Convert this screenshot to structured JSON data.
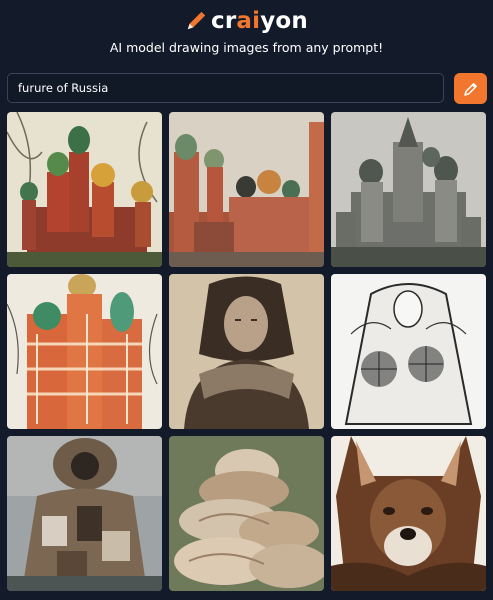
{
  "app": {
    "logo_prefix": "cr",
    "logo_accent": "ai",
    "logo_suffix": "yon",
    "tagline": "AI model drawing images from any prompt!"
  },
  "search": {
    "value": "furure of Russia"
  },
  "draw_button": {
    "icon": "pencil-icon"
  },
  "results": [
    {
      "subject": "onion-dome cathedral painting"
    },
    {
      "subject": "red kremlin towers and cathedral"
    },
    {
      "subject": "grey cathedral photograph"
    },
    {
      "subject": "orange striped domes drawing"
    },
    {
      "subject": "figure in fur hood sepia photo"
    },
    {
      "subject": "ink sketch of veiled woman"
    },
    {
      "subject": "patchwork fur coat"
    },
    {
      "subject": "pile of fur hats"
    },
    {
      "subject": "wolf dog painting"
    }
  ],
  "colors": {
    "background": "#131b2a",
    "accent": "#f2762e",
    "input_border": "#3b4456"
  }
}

┄┄┄┄┄┄┄┄┄┄┄┄┄┄┄┄┄┄┄┄

Search the listing for the word "painting" and return each line that holds it.

      "subject": "onion-dome cathedral painting"
      "subject": "wolf dog painting"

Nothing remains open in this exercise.